* [SHORT TASK] Identify each line in the records below that contains the word "List", and copy those lines.

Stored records
-------------------------
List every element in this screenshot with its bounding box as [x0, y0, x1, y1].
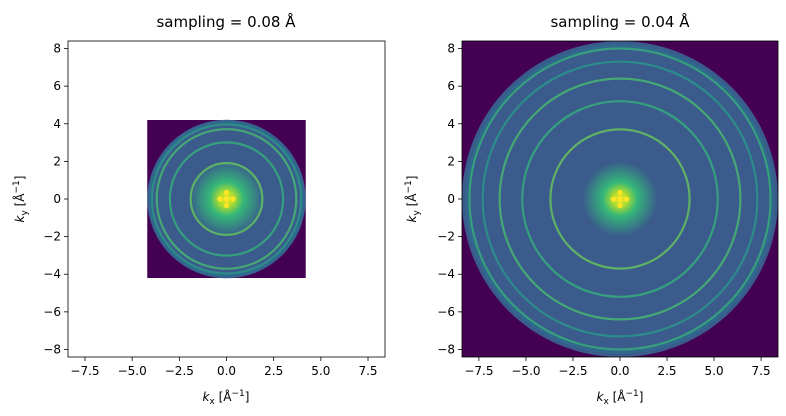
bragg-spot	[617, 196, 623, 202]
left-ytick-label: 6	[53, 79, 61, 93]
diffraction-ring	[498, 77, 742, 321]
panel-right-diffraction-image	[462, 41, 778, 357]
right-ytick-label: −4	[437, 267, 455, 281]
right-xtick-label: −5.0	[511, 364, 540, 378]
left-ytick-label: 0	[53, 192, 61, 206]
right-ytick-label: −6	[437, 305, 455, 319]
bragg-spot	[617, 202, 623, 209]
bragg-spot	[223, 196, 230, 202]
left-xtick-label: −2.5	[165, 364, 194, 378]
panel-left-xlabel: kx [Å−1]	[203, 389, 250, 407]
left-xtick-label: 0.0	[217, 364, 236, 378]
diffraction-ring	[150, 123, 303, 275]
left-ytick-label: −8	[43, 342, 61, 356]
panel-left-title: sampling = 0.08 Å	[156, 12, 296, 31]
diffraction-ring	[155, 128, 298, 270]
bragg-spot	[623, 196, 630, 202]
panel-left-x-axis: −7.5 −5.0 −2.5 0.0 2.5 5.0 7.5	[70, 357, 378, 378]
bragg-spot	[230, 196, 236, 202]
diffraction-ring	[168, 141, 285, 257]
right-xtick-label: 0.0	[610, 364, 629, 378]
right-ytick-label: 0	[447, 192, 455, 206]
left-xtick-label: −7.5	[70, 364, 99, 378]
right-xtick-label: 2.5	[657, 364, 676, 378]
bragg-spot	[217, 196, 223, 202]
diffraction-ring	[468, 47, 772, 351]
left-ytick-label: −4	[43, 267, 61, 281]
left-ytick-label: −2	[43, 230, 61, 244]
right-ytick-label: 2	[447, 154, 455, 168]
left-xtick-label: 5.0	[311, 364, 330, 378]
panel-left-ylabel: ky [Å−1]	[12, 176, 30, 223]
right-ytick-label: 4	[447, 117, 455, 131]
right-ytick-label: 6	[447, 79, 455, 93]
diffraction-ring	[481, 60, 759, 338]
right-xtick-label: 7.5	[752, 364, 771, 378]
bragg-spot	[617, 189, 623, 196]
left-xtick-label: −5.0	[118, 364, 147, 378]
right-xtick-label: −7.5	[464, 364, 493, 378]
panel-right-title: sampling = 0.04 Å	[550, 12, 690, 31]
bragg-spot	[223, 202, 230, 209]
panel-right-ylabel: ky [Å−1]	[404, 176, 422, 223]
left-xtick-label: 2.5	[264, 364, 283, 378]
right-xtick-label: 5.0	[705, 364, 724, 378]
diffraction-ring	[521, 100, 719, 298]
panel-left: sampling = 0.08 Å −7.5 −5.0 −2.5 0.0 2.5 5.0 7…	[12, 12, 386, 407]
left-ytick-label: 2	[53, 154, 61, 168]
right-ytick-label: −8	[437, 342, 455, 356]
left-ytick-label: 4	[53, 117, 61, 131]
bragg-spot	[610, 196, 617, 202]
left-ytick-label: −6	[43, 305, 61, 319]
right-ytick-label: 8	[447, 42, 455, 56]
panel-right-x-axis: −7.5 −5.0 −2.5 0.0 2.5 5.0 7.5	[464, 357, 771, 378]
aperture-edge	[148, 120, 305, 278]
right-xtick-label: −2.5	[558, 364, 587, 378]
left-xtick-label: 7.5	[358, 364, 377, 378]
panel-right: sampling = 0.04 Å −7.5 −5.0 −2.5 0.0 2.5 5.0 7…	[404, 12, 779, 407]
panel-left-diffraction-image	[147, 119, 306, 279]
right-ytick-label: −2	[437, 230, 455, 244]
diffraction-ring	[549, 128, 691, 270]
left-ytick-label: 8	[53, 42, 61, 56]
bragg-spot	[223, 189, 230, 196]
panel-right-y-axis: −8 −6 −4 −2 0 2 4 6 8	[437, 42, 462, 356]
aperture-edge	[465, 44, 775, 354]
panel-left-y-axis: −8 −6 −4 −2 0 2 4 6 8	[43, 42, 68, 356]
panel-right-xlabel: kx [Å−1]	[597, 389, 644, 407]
-------------------------
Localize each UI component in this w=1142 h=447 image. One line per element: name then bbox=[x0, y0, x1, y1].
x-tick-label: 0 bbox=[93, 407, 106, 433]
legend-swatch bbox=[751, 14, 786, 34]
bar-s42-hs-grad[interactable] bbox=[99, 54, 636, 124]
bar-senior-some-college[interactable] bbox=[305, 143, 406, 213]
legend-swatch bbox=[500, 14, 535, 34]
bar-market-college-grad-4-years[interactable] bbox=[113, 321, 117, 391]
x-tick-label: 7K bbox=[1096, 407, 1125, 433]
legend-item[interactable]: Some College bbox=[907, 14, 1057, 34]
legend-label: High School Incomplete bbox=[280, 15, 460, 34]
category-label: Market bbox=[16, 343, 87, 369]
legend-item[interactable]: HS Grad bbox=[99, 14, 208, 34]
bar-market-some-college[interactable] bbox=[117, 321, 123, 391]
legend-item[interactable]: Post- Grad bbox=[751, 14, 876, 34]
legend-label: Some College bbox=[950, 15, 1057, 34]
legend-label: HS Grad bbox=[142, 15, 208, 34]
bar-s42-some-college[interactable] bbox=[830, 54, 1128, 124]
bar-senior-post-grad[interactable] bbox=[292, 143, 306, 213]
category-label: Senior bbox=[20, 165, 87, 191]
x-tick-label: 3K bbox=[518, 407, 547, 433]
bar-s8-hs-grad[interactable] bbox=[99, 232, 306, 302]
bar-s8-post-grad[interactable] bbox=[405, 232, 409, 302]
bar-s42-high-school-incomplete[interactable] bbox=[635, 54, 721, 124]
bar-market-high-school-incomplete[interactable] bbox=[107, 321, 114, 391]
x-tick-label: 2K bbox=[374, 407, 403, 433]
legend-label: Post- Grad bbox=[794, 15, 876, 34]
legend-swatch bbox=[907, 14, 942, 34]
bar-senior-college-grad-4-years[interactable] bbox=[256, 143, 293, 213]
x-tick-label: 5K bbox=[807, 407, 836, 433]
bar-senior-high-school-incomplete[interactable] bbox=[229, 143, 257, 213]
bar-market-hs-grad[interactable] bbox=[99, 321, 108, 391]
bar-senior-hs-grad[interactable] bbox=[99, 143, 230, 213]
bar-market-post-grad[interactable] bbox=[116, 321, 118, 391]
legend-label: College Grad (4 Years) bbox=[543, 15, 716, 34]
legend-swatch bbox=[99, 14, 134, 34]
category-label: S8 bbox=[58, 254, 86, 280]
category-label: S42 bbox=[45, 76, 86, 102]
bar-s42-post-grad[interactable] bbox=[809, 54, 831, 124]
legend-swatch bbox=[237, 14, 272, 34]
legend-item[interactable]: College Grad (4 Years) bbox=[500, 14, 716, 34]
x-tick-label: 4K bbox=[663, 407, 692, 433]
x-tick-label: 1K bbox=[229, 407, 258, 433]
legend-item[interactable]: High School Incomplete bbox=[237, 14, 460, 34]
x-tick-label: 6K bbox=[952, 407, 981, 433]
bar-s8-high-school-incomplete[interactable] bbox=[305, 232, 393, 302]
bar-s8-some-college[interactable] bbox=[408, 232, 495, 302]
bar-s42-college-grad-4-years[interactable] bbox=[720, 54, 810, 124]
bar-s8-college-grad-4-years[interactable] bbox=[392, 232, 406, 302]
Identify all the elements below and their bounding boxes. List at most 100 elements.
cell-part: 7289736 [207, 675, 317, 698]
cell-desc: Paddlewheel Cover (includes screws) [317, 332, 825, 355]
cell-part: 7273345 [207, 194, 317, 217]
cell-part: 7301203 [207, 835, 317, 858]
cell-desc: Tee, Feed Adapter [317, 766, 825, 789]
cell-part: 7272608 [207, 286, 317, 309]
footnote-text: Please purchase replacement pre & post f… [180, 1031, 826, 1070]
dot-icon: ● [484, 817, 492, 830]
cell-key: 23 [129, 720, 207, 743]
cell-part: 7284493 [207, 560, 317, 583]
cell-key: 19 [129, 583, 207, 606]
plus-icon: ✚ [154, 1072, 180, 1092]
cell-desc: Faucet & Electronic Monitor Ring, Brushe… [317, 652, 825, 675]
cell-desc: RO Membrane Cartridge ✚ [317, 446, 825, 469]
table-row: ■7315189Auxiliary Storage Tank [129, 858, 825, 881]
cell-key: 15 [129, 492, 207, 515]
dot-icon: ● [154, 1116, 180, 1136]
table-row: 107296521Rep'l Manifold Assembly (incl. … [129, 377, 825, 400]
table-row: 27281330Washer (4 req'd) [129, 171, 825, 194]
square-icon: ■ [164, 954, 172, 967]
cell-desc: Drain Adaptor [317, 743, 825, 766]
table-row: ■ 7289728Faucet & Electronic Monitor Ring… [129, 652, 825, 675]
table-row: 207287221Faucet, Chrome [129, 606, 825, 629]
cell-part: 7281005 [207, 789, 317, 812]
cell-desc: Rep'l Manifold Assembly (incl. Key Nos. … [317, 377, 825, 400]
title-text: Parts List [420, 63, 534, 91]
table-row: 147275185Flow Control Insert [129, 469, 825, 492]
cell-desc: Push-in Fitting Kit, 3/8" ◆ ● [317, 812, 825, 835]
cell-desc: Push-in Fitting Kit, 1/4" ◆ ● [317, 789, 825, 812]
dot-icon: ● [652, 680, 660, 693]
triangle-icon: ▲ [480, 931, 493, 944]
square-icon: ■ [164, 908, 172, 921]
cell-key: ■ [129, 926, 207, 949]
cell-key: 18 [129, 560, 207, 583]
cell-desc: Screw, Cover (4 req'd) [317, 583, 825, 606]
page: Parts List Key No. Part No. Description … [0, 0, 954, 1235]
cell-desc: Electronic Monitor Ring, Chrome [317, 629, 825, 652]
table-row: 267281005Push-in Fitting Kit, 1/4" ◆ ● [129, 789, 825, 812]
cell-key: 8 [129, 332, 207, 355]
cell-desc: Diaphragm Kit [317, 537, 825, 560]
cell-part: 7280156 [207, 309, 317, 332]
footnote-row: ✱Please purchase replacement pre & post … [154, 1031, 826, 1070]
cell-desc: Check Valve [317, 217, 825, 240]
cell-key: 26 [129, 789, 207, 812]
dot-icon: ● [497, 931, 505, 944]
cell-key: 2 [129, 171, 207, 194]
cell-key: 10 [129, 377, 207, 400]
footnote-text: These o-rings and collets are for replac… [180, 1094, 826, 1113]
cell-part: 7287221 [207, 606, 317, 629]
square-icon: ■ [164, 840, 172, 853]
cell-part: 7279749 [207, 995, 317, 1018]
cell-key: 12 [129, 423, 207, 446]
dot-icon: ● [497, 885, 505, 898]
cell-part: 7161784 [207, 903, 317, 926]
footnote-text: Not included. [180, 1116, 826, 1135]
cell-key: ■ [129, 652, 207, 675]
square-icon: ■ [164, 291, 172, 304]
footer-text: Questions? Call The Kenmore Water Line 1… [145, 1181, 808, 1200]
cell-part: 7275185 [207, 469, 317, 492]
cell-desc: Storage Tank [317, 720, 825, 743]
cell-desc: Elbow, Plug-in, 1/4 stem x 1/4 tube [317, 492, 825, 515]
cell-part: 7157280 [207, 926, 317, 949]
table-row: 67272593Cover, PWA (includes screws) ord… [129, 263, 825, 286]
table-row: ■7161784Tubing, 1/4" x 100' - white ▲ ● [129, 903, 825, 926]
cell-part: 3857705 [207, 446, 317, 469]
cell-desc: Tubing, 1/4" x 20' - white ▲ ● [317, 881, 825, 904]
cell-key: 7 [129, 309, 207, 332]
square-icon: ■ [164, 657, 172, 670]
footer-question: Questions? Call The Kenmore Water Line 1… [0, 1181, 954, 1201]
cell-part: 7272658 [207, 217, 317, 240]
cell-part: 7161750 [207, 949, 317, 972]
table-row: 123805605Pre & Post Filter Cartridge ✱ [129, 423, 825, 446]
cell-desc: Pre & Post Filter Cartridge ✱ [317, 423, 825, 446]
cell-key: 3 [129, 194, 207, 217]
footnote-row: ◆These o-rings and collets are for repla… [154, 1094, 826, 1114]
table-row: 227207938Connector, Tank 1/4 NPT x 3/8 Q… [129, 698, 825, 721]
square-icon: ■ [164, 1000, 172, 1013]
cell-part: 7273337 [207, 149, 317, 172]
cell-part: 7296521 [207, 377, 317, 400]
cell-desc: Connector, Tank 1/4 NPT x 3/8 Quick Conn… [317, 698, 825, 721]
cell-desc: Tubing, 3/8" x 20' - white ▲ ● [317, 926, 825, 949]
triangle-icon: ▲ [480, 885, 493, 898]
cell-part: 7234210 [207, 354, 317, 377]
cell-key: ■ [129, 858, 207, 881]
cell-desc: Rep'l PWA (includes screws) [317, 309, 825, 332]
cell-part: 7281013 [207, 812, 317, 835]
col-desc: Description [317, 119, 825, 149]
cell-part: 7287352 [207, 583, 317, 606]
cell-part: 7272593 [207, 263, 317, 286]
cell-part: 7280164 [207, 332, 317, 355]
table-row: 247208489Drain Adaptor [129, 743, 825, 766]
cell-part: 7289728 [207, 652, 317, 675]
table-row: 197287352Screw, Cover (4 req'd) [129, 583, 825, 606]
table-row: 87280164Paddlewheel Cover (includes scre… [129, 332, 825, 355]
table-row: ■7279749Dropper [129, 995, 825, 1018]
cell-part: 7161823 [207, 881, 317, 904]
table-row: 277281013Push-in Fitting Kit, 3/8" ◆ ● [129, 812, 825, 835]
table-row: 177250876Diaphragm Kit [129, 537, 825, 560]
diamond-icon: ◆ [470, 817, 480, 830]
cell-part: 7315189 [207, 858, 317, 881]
-------------------------
* [RESULT OF THE TASK]
List every element in this screenshot with its bounding box as [x0, y0, x1, y1].
Identify all the elements below and their bounding boxes. List at most 100 elements.
title-text: Parts List [420, 63, 534, 91]
page: Parts List Key No. Part No. Description … [0, 0, 954, 1235]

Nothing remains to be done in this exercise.